* _Task goal_
Out of all the lines below, count those with the word "icon". Give the number only.
..........
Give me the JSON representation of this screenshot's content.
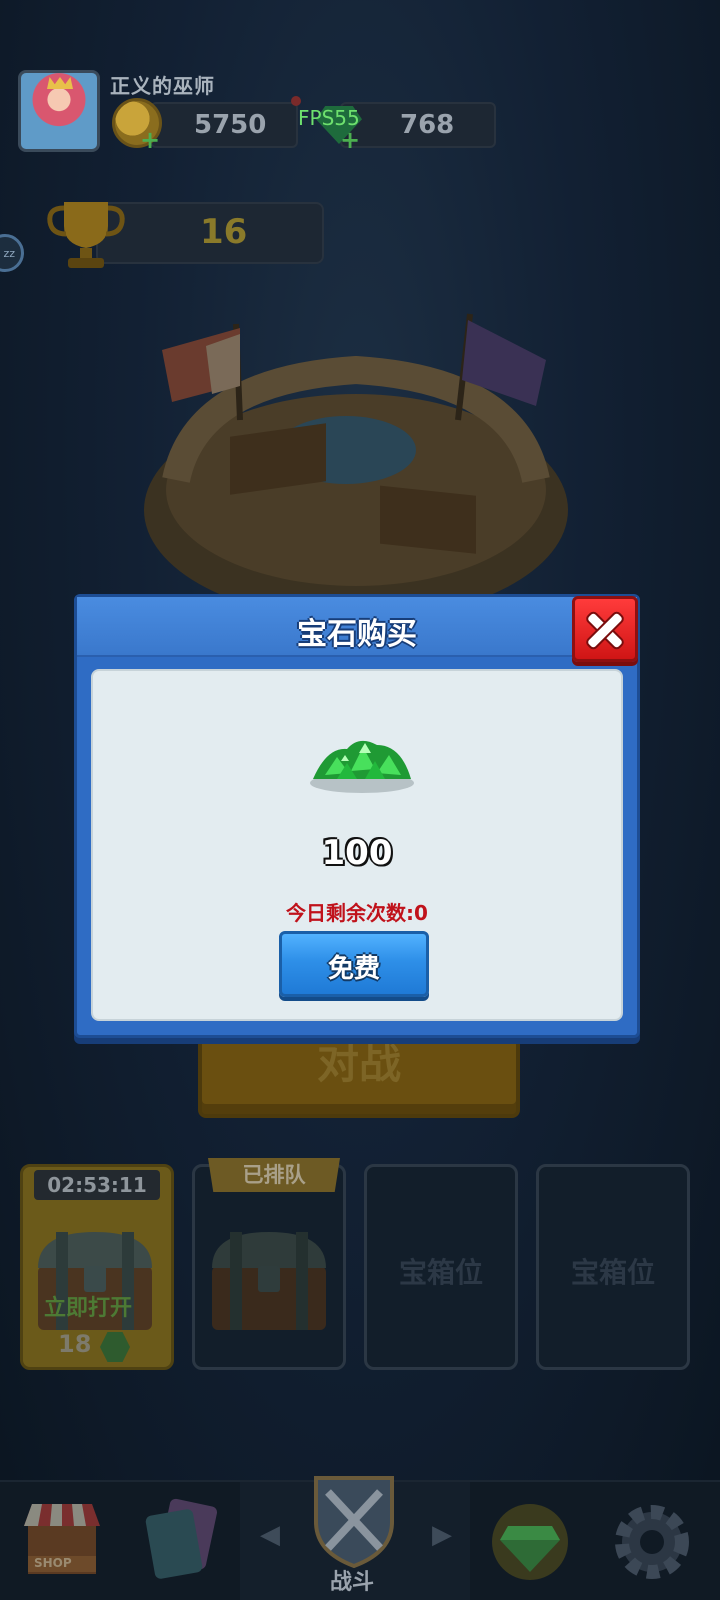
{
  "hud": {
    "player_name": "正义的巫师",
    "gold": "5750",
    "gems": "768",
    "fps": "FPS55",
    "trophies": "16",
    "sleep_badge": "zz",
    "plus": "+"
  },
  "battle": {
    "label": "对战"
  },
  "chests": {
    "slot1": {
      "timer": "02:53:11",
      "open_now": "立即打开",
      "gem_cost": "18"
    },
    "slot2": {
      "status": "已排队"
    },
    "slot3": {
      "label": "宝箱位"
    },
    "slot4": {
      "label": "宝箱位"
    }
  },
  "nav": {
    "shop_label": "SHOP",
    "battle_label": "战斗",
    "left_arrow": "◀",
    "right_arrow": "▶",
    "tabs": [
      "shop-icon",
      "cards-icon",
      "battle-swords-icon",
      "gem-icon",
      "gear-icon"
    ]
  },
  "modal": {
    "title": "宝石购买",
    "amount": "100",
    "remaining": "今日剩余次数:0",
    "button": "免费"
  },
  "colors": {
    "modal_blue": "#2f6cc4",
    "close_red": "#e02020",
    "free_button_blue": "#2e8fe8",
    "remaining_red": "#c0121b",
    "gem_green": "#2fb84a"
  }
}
..........
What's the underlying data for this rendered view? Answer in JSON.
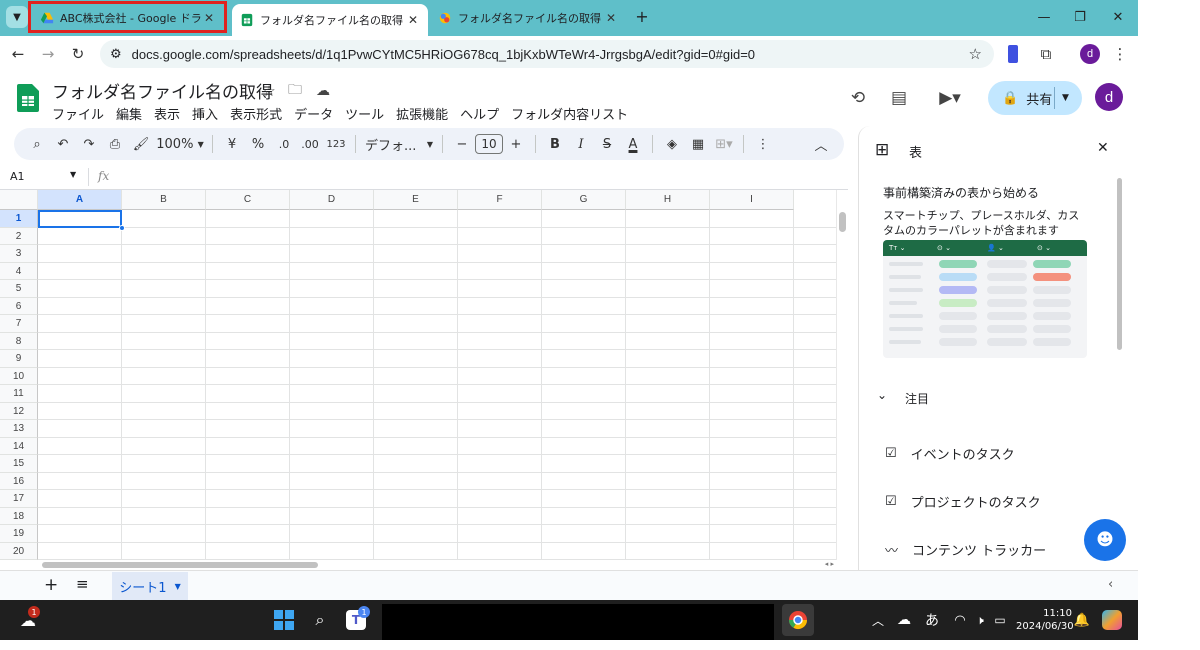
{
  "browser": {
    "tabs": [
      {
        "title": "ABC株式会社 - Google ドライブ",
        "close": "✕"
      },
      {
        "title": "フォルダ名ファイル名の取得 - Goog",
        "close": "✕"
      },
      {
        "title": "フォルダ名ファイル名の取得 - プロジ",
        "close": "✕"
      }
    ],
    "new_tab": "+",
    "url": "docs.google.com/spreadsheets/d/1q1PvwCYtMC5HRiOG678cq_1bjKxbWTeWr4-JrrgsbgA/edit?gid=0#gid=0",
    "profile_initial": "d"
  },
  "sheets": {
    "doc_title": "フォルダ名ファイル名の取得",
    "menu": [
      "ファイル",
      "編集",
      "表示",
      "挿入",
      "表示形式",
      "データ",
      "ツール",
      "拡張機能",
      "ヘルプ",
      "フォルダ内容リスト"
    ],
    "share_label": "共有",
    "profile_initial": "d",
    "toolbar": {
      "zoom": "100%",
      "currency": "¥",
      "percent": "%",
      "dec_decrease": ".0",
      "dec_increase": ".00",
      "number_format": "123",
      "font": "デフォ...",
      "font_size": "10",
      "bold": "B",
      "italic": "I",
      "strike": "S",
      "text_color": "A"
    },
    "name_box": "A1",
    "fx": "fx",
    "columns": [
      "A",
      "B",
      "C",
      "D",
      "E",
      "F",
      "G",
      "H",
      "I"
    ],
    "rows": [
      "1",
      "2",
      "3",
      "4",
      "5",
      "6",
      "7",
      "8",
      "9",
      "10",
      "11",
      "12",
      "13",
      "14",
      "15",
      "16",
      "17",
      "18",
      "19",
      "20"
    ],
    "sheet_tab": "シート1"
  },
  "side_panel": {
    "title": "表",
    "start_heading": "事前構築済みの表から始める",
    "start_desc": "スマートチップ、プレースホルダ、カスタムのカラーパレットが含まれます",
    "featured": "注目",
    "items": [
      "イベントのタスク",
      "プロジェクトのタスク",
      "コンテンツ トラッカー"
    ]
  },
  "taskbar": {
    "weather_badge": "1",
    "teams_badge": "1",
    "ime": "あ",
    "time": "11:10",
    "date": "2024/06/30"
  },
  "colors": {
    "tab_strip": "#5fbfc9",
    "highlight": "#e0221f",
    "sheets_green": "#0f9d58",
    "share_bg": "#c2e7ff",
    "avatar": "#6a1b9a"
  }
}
..........
* _The completed task_
5